### What the task requires
Gather the lines from the material that contain "Perhaps".

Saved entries

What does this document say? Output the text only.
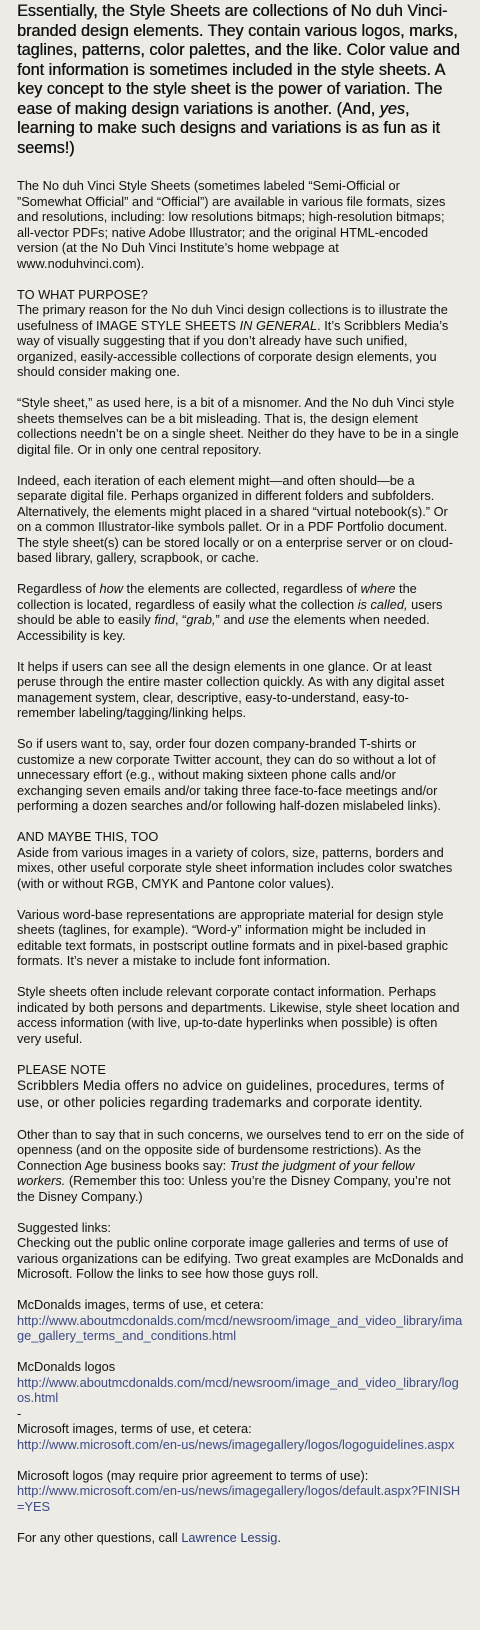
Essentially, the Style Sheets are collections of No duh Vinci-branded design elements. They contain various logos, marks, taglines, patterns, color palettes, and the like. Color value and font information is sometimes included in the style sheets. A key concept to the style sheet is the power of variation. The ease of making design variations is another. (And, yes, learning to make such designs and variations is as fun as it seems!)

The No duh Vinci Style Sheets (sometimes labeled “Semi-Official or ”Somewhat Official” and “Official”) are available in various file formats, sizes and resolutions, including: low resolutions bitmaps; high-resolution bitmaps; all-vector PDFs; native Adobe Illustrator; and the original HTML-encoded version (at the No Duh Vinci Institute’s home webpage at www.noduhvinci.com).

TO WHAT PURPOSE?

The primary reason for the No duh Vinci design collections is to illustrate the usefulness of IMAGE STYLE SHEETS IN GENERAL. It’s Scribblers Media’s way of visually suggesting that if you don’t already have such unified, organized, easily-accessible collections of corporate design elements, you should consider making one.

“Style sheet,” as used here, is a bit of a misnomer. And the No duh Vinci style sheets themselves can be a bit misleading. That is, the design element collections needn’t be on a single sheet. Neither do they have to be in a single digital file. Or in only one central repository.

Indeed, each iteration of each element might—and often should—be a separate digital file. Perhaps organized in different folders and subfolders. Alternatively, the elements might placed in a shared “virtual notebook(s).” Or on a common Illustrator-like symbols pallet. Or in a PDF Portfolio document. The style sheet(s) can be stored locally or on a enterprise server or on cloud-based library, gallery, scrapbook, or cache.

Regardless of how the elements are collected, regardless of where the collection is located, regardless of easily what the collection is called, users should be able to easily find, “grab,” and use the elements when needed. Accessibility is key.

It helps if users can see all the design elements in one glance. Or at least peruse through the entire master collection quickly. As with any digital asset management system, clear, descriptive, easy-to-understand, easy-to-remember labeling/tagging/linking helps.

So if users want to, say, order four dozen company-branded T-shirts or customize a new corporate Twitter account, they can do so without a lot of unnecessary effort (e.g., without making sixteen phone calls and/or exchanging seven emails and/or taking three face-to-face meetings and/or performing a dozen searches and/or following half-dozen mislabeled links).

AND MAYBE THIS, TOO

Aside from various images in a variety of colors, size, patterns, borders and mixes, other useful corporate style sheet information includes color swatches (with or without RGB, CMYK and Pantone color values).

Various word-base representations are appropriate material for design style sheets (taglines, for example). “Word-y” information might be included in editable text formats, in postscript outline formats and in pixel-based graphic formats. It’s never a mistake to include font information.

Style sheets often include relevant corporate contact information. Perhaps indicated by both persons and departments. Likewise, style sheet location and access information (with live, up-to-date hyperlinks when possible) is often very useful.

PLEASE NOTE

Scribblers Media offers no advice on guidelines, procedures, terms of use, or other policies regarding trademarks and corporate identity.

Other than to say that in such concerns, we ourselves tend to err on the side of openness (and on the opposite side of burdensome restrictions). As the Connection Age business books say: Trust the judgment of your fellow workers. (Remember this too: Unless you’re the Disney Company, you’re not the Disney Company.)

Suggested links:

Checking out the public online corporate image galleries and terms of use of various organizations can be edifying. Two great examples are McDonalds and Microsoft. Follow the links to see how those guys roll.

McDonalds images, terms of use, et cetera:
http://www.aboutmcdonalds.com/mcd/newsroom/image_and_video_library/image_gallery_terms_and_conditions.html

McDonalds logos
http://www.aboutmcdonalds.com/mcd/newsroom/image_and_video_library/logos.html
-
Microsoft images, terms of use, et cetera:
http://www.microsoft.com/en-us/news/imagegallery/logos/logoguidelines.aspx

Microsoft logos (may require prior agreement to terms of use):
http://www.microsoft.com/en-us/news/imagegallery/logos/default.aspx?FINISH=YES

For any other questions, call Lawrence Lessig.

---

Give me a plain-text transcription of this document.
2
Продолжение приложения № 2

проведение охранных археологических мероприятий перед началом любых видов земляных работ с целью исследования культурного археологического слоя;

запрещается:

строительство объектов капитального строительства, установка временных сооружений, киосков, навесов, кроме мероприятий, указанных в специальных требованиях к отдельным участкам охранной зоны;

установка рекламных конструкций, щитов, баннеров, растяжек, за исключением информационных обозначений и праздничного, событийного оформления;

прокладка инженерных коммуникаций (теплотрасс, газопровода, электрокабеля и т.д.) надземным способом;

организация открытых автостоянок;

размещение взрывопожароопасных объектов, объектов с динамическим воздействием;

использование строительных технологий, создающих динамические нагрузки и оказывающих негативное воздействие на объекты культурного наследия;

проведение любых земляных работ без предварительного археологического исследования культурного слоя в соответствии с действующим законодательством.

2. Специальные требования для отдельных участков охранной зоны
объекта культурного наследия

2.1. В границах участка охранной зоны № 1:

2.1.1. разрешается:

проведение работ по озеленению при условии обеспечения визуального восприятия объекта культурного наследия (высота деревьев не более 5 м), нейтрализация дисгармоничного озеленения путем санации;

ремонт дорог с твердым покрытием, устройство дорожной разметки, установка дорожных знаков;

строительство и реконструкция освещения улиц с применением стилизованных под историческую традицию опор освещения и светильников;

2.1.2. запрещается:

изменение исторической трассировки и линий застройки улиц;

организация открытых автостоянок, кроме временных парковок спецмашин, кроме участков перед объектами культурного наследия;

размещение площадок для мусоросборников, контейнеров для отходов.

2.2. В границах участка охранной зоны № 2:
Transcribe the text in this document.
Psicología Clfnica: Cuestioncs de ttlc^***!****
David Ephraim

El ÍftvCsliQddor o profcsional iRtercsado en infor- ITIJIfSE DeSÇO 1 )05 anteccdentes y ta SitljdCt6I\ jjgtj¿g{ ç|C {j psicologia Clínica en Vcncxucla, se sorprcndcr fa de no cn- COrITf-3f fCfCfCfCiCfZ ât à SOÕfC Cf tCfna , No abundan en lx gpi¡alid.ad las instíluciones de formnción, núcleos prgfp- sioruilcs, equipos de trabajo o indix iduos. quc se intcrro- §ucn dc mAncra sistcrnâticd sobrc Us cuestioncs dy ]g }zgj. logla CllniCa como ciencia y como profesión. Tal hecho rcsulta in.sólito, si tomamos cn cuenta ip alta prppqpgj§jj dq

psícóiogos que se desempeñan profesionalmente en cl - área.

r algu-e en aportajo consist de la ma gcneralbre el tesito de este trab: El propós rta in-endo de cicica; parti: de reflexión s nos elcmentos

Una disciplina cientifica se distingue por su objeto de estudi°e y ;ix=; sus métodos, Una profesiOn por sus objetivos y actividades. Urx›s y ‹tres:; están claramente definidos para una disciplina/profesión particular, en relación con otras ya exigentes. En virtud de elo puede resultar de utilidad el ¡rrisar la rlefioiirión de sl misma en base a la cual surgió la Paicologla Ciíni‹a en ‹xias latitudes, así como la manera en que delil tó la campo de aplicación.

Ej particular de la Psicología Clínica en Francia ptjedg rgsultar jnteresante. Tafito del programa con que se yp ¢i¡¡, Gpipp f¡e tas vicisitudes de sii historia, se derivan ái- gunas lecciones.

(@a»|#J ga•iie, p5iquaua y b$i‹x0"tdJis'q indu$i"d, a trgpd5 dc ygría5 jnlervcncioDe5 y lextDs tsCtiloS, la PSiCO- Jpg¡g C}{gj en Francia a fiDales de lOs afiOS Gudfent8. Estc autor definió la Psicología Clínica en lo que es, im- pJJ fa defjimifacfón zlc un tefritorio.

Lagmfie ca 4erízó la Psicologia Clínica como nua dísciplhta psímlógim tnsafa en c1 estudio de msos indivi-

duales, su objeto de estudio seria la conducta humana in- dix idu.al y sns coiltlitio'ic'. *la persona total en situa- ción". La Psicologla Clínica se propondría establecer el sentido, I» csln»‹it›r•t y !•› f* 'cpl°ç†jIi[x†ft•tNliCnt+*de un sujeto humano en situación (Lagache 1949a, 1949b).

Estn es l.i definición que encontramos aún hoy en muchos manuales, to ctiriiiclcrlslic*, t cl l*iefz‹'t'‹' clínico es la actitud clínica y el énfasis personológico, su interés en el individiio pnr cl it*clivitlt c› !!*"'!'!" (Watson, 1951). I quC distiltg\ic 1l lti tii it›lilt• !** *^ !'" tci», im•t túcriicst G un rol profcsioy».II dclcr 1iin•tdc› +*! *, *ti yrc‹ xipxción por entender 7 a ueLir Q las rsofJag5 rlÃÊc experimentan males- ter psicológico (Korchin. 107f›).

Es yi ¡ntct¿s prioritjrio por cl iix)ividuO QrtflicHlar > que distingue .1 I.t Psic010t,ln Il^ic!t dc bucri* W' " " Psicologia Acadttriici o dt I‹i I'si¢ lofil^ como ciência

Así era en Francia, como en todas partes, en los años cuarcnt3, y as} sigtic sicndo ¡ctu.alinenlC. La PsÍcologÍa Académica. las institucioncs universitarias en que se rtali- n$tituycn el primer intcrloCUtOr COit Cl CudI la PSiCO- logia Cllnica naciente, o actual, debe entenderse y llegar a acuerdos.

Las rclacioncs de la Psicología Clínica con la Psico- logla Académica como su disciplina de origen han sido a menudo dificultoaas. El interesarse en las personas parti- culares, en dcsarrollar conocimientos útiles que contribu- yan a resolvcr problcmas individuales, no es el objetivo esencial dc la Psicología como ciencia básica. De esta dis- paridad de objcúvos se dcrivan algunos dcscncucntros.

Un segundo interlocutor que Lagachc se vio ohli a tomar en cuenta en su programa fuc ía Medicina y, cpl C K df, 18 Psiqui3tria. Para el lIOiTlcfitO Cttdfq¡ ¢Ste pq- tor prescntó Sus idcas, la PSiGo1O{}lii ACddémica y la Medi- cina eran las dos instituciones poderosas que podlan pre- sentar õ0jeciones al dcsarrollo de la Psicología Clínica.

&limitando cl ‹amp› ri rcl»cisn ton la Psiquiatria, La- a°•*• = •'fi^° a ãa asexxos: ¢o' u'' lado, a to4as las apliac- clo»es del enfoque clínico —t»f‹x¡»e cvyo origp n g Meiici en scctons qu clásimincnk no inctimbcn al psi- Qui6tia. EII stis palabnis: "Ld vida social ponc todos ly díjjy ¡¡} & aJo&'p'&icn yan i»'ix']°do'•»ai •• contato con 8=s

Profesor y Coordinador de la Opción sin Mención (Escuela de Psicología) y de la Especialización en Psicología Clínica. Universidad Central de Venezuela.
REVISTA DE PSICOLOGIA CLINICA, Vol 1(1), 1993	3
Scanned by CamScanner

### Result of this exercise
Indeed, each iteration of each element might—and often should—be a separate digital file. Perhaps organized in different folders and subfolders. Alternatively, the elements might placed in a shared “virtual notebook(s).” Or on a common Illustrator-like symbols pallet. Or in a PDF Portfolio document. The style sheet(s) can be stored locally or on a enterprise server or on cloud-based library, gallery, scrapbook, or cache.
Style sheets often include relevant corporate contact information. Perhaps indicated by both persons and departments. Likewise, style sheet location and access information (with live, up-to-date hyperlinks when possible) is often very useful.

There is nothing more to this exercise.